*WORK TO BE COMPLETED:* Retype each entry below, keeping every character the same.

*Collected data:*
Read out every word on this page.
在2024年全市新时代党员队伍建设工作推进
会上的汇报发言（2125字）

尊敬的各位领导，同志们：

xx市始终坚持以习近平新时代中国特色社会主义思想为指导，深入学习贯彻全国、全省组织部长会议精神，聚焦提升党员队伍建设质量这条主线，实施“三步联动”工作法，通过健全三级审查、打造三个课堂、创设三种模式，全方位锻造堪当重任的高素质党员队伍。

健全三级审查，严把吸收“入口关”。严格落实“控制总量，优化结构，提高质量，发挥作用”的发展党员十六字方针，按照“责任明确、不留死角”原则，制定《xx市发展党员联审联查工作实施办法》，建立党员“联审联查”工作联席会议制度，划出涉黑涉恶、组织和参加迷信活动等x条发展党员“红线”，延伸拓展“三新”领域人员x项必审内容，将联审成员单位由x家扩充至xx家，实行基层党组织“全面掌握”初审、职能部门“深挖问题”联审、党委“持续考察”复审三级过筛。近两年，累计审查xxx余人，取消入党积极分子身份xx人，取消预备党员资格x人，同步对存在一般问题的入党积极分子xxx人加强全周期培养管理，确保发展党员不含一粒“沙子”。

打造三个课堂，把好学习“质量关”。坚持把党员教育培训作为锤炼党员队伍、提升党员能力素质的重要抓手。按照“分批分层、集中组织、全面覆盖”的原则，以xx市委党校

*CORRECT RESULT:*
Read out every word on this page.
在2024年全市新时代党员队伍建设工作推进
会上的汇报发言（2125字）

尊敬的各位领导，同志们：

xx市始终坚持以习近平新时代中国特色社会主义思想为指导，深入学习贯彻全国、全省组织部长会议精神，聚焦提升党员队伍建设质量这条主线，实施“三步联动”工作法，通过健全三级审查、打造三个课堂、创设三种模式，全方位锻造堪当重任的高素质党员队伍。

健全三级审查，严把吸收“入口关”。严格落实“控制总量，优化结构，提高质量，发挥作用”的发展党员十六字方针，按照“责任明确、不留死角”原则，制定《xx市发展党员联审联查工作实施办法》，建立党员“联审联查”工作联席会议制度，划出涉黑涉恶、组织和参加迷信活动等x条发展党员“红线”，延伸拓展“三新”领域人员x项必审内容，将联审成员单位由x家扩充至xx家，实行基层党组织“全面掌握”初审、职能部门“深挖问题”联审、党委“持续考察”复审三级过筛。近两年，累计审查xxx余人，取消入党积极分子身份xx人，取消预备党员资格x人，同步对存在一般问题的入党积极分子xxx人加强全周期培养管理，确保发展党员不含一粒“沙子”。

打造三个课堂，把好学习“质量关”。坚持把党员教育培训作为锤炼党员队伍、提升党员能力素质的重要抓手。按照“分批分层、集中组织、全面覆盖”的原则，以xx市委党校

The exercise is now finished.